(Goal)
Copy each line containing the word "SKILLS" from the records that follow, please.
** START OF Given records **
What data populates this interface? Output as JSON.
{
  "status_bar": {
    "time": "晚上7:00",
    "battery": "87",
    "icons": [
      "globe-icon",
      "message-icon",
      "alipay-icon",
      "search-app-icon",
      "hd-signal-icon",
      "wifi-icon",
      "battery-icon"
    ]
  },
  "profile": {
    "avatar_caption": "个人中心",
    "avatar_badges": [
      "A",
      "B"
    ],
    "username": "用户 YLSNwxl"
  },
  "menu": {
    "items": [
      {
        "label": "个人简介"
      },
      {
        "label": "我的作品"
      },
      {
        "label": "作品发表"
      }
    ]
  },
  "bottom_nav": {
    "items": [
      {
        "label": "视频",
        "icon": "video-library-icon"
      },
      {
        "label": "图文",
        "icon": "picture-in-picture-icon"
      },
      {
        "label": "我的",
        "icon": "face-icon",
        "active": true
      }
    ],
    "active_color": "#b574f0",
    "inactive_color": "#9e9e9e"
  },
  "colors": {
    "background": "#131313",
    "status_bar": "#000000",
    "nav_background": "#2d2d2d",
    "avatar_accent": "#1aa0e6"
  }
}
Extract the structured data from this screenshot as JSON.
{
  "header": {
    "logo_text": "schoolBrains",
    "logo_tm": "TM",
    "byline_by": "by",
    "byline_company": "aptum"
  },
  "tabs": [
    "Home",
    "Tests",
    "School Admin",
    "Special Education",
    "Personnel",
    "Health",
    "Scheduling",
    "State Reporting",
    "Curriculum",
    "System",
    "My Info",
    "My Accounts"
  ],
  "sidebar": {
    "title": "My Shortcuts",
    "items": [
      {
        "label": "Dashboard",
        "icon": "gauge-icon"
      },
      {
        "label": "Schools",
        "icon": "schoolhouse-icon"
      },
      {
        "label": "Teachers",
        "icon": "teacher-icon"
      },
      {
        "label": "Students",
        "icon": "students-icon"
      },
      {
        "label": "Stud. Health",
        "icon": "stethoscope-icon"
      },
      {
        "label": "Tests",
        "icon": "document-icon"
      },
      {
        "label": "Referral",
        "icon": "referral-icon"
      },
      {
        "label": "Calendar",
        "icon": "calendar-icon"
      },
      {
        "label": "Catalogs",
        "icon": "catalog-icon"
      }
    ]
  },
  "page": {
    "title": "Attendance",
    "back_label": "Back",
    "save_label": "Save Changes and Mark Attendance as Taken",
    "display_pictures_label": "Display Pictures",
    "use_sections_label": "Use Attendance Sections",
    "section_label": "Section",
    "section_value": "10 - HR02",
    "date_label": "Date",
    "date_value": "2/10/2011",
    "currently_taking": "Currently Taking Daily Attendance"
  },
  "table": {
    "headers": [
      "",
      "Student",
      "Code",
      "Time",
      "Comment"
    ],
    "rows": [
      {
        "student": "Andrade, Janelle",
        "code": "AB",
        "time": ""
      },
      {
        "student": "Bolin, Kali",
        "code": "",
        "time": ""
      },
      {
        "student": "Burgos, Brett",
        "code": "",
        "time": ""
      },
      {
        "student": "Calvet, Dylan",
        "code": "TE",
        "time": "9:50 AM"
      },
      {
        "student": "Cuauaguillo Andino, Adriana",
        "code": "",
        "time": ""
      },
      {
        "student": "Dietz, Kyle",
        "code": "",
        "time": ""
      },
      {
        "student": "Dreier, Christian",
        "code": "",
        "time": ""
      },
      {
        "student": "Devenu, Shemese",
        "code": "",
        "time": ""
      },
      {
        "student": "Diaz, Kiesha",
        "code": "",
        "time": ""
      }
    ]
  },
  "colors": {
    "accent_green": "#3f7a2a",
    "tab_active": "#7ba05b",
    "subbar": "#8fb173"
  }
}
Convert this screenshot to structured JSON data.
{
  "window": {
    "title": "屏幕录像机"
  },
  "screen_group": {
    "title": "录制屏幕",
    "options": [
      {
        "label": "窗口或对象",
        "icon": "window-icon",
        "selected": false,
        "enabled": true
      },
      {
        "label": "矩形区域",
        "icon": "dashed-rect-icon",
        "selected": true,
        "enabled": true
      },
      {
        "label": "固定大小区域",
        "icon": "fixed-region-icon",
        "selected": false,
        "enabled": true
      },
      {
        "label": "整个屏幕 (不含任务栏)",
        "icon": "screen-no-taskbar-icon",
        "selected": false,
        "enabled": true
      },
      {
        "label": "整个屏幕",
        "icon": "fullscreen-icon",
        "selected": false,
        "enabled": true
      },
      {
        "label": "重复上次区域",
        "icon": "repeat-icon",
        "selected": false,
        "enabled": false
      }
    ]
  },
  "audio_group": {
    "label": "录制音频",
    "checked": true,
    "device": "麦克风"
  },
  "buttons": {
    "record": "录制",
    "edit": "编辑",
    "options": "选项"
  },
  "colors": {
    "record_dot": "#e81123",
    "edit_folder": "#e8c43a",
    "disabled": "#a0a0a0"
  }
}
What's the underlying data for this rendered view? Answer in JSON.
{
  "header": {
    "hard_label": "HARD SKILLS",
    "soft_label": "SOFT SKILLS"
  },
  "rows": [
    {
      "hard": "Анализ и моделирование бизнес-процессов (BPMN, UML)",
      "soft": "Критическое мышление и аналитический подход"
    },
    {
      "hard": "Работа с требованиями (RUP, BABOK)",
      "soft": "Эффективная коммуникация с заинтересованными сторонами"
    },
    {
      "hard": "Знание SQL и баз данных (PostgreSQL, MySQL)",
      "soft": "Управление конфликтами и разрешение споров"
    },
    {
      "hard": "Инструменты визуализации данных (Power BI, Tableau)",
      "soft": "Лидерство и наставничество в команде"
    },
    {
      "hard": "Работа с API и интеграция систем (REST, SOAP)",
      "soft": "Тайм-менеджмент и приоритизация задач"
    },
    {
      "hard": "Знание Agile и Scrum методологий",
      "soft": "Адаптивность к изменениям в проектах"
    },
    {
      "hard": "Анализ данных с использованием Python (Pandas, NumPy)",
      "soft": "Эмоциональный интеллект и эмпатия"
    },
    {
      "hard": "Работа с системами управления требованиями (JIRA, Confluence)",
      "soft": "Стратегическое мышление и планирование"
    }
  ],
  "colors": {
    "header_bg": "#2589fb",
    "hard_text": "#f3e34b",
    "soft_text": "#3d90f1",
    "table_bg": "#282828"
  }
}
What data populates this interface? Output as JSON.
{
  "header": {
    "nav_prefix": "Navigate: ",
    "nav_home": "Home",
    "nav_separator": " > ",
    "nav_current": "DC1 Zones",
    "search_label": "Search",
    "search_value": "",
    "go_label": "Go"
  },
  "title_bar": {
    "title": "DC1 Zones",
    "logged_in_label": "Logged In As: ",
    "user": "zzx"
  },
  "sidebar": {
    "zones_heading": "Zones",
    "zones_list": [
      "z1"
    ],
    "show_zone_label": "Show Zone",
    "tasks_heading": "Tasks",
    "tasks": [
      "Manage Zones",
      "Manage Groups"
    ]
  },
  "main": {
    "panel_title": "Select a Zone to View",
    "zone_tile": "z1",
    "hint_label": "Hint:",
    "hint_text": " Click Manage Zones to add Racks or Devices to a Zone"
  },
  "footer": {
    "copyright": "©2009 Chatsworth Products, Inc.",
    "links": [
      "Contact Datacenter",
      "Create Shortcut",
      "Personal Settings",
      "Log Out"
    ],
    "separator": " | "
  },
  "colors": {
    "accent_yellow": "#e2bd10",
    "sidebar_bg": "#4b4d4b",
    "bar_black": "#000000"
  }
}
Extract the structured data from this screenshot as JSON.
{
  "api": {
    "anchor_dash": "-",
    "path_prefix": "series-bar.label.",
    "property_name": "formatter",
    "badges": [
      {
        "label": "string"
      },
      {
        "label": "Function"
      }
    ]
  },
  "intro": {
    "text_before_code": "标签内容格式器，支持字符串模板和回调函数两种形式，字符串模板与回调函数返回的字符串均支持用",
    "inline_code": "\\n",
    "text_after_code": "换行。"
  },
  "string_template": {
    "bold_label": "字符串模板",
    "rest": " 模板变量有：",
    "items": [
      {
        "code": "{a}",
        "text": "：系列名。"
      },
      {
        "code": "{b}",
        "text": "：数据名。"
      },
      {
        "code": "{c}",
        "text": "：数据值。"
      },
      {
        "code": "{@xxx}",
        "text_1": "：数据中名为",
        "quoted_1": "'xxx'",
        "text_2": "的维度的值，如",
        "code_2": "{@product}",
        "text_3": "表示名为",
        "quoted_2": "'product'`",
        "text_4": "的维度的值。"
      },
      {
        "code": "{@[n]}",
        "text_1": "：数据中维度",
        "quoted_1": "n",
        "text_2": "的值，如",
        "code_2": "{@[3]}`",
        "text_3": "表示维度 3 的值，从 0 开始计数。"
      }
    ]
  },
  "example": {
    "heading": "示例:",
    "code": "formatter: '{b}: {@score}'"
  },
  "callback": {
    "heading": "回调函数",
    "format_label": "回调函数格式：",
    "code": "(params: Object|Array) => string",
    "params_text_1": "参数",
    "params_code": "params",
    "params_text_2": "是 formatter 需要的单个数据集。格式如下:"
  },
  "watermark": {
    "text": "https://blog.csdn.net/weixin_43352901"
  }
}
** END OF Given records **
(Exercise solution)
    "hard_label": "HARD SKILLS",
    "soft_label": "SOFT SKILLS"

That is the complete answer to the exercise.